» **Stated goal**
Give the number of lines that include the word "icon", nothing more.
* Start Input rows *
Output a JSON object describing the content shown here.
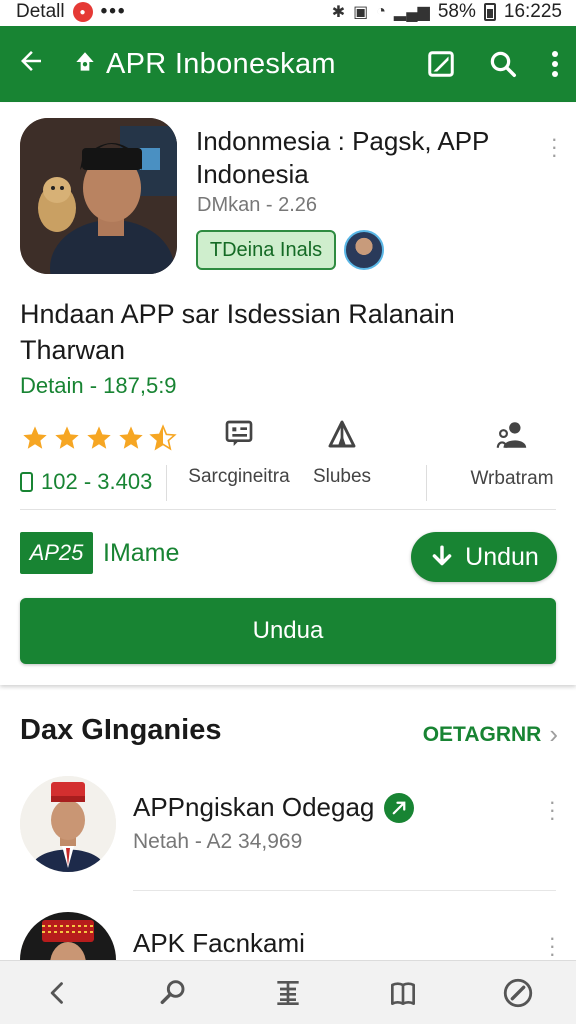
{
  "status_bar": {
    "left_text": "Detall",
    "badge_icon": "notification-badge-icon",
    "dots": "•••",
    "battery": "58%",
    "time": "16:225"
  },
  "app_bar": {
    "title": "APR Inboneskam",
    "back_icon": "arrow-back-icon",
    "app_icon": "android-icon",
    "actions": [
      "edit-icon",
      "search-icon",
      "more-vert-icon"
    ],
    "color": "#188433"
  },
  "app_header": {
    "title": "Indonmesia : Pagsk, APP Indonesia",
    "subtitle": "DMkan - 2.26",
    "tag": "TDeina Inals"
  },
  "description": {
    "text": "Hndaan APP sar Isdessian Ralanain Tharwan",
    "sub": "Detain - 187,5:9"
  },
  "stats": {
    "rating": 4.5,
    "rating_count": "102 - 3.403",
    "col1_label": "Sarcgineitra",
    "col2_label": "Slubes",
    "col3_label": "Wrbatram"
  },
  "apk_row": {
    "badge": "AP25",
    "name": "IMame",
    "small_button": "Undun",
    "big_button": "Undua"
  },
  "section": {
    "title": "Dax GInganies",
    "link": "OETAGRNR"
  },
  "list": [
    {
      "title": "APPngiskan Odegag",
      "sub": "Netah - A2 34,969",
      "verified": true
    },
    {
      "title": "APK Facnkami",
      "sub": "",
      "verified": false
    }
  ],
  "bottom_nav": [
    "back-nav-icon",
    "search-nav-icon",
    "list-nav-icon",
    "library-nav-icon",
    "explore-nav-icon"
  ]
}
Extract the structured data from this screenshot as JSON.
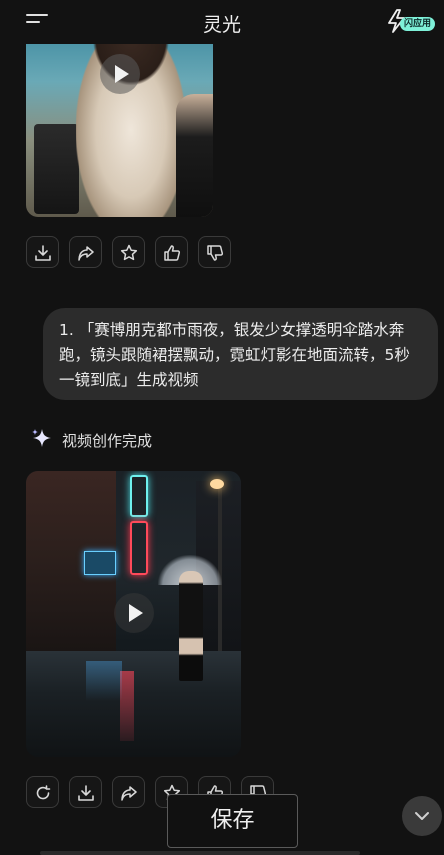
* End Input rows *
» **Completed task**
11